▶ BRIEF
In the listing below, pick out lines with "High".
..............................
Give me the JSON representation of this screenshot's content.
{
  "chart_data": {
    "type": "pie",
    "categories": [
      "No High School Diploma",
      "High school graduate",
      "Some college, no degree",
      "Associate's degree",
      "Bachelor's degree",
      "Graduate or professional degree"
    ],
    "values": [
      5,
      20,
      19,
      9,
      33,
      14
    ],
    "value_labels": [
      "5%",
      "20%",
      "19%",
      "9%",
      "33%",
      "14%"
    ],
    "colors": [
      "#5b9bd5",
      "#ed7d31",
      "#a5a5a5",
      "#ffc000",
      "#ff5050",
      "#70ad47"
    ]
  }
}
..............................
▶ OUTPUT OF THE TASK
      "No High School Diploma",
      "High school graduate",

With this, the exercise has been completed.